• [SHORT TASK]
For this exercise, copy out each line of the material below that includes "Layers".

Records excerpted from a collection
____________________

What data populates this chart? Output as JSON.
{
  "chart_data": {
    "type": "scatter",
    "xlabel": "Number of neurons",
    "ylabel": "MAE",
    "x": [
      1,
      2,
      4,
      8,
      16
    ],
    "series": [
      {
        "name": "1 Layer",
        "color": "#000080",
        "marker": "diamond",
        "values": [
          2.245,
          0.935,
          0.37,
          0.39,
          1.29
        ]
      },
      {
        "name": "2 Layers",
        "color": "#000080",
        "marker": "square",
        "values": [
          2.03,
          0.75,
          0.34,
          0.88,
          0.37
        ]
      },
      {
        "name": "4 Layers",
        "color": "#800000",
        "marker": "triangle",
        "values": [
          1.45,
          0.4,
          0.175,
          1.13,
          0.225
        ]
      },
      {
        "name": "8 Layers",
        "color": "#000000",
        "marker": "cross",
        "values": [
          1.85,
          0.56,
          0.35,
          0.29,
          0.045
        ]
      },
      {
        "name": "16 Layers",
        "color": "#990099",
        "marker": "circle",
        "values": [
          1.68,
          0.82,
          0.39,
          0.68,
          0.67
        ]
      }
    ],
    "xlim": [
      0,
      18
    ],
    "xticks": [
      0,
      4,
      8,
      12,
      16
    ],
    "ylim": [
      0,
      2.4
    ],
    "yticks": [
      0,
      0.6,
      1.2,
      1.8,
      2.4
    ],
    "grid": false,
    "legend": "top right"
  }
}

____________________

• [CORRECT RESPONSE]
        "name": "2 Layers",
        "name": "4 Layers",
        "name": "8 Layers",
        "name": "16 Layers",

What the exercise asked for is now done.